Count how many lines of the material hold "invokevirtual". Respond with that number alone.

----------------

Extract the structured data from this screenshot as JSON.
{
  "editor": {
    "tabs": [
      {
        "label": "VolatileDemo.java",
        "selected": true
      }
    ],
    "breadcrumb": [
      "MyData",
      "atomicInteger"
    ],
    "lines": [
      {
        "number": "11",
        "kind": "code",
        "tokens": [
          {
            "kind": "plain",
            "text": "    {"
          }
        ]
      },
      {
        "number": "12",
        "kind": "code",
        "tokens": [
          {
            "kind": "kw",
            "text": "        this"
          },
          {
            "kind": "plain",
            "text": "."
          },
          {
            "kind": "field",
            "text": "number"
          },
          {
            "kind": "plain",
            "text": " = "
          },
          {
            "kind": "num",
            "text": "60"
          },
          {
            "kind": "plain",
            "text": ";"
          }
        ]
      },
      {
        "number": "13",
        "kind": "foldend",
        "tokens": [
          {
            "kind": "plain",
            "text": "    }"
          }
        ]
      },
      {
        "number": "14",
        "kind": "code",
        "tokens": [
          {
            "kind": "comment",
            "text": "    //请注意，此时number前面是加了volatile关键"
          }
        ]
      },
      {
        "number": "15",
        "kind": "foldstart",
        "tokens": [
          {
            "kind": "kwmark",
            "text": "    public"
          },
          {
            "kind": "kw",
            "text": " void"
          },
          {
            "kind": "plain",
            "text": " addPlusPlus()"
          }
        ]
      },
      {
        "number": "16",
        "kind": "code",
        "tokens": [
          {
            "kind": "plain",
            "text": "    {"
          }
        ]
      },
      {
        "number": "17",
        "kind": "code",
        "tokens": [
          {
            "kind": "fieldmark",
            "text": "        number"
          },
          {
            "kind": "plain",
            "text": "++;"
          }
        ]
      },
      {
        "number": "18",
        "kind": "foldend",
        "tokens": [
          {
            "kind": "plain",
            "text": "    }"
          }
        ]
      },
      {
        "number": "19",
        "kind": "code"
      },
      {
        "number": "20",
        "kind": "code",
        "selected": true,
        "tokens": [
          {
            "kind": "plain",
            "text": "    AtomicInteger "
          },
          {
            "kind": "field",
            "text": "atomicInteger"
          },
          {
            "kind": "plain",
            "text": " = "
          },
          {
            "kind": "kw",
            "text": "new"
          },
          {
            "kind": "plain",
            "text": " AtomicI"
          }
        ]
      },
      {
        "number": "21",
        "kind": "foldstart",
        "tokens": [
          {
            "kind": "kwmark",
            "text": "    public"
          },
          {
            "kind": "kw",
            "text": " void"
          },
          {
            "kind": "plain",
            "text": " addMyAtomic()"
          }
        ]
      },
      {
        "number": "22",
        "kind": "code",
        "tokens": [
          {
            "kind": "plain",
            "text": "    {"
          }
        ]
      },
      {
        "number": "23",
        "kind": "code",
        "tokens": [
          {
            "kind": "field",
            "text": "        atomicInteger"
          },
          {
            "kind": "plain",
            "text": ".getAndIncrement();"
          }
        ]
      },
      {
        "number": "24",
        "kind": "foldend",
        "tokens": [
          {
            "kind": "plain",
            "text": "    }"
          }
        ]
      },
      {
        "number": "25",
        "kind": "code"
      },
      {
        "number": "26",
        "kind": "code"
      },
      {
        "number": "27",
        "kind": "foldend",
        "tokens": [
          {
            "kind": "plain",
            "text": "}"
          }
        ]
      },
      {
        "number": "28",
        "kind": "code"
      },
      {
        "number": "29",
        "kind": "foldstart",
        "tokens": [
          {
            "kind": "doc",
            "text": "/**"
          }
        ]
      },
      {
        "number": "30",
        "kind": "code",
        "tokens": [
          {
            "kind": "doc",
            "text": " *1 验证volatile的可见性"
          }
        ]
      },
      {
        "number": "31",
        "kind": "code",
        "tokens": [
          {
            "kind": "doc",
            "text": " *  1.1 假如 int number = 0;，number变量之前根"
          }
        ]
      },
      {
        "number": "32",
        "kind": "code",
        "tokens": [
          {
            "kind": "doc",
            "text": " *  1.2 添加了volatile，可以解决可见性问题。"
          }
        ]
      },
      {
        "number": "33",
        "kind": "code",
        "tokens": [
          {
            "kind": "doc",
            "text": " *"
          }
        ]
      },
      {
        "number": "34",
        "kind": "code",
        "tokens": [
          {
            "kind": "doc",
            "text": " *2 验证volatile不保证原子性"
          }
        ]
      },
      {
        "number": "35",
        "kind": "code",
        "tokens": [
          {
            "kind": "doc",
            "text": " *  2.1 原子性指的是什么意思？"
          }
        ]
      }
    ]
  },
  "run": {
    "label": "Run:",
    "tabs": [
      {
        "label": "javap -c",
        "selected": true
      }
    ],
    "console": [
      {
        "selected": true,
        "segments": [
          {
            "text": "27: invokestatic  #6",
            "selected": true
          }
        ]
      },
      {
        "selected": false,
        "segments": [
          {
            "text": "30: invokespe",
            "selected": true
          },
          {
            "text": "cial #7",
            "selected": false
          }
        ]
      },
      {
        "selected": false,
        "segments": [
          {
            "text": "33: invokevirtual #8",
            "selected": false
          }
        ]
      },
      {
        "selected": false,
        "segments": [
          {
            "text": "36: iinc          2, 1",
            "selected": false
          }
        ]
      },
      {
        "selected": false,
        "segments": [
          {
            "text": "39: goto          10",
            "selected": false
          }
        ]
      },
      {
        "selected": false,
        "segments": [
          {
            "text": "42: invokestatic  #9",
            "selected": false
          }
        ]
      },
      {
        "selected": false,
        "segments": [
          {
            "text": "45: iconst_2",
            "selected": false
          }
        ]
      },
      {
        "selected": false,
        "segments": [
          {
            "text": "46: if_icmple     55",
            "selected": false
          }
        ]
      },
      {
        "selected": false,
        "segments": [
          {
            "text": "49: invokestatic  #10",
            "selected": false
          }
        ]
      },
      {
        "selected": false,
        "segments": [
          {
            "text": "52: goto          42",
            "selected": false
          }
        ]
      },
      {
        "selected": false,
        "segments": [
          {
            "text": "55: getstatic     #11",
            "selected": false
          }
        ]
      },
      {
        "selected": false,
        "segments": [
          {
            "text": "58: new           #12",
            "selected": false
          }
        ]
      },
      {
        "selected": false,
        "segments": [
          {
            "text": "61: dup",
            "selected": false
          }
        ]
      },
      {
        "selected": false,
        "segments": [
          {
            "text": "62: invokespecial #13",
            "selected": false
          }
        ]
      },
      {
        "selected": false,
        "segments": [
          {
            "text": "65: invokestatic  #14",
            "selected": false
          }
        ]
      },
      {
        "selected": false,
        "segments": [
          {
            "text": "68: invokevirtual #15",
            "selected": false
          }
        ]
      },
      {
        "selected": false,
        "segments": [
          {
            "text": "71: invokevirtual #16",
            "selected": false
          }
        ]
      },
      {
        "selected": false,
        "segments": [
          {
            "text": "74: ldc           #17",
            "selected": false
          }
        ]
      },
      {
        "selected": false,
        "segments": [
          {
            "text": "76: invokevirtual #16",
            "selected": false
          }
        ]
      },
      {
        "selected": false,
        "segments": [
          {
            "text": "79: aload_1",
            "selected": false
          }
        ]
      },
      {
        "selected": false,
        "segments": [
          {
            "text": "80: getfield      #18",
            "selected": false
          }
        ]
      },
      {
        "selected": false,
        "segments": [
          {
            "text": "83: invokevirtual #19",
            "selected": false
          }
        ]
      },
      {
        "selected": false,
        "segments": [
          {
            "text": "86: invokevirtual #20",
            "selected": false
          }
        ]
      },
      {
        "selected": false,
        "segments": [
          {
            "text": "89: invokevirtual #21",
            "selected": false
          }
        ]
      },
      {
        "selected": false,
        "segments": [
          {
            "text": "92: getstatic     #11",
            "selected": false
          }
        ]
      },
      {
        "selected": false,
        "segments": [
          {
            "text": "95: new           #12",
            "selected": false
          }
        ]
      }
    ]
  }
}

----------------

Output of the exercise — 7